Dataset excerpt
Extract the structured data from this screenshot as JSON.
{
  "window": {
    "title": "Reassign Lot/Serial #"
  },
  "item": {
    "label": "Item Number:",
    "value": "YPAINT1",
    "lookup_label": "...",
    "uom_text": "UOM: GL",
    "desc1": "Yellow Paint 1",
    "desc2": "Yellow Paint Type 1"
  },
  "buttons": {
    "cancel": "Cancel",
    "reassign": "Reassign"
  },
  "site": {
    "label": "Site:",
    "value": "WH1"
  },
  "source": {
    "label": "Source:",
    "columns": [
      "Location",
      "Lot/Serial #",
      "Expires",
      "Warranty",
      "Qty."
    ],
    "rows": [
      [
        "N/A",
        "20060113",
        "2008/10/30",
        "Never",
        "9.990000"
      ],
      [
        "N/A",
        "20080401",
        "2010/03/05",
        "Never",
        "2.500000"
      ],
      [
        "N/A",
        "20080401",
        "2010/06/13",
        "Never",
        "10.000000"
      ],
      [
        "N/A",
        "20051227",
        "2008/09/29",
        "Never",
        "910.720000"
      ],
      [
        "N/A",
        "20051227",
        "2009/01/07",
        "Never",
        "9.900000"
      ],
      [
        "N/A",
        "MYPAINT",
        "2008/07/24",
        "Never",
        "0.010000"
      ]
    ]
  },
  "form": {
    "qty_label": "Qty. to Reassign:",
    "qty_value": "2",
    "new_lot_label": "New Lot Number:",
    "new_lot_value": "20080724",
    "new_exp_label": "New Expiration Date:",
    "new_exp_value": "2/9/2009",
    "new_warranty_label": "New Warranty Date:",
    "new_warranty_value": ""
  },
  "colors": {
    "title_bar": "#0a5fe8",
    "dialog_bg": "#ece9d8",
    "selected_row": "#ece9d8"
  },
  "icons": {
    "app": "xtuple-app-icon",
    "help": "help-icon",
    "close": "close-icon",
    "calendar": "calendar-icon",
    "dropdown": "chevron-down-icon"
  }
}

◆ SHORT PROBLEM
Retype the material in full. Each word must match.

◆ COMPLETE ANSWER
Extract the structured data from this screenshot as JSON.
{
  "window": {
    "title": "Reassign Lot/Serial #"
  },
  "item": {
    "label": "Item Number:",
    "value": "YPAINT1",
    "lookup_label": "...",
    "uom_text": "UOM: GL",
    "desc1": "Yellow Paint 1",
    "desc2": "Yellow Paint Type 1"
  },
  "buttons": {
    "cancel": "Cancel",
    "reassign": "Reassign"
  },
  "site": {
    "label": "Site:",
    "value": "WH1"
  },
  "source": {
    "label": "Source:",
    "columns": [
      "Location",
      "Lot/Serial #",
      "Expires",
      "Warranty",
      "Qty."
    ],
    "rows": [
      [
        "N/A",
        "20060113",
        "2008/10/30",
        "Never",
        "9.990000"
      ],
      [
        "N/A",
        "20080401",
        "2010/03/05",
        "Never",
        "2.500000"
      ],
      [
        "N/A",
        "20080401",
        "2010/06/13",
        "Never",
        "10.000000"
      ],
      [
        "N/A",
        "20051227",
        "2008/09/29",
        "Never",
        "910.720000"
      ],
      [
        "N/A",
        "20051227",
        "2009/01/07",
        "Never",
        "9.900000"
      ],
      [
        "N/A",
        "MYPAINT",
        "2008/07/24",
        "Never",
        "0.010000"
      ]
    ]
  },
  "form": {
    "qty_label": "Qty. to Reassign:",
    "qty_value": "2",
    "new_lot_label": "New Lot Number:",
    "new_lot_value": "20080724",
    "new_exp_label": "New Expiration Date:",
    "new_exp_value": "2/9/2009",
    "new_warranty_label": "New Warranty Date:",
    "new_warranty_value": ""
  },
  "colors": {
    "title_bar": "#0a5fe8",
    "dialog_bg": "#ece9d8",
    "selected_row": "#ece9d8"
  },
  "icons": {
    "app": "xtuple-app-icon",
    "help": "help-icon",
    "close": "close-icon",
    "calendar": "calendar-icon",
    "dropdown": "chevron-down-icon"
  }
}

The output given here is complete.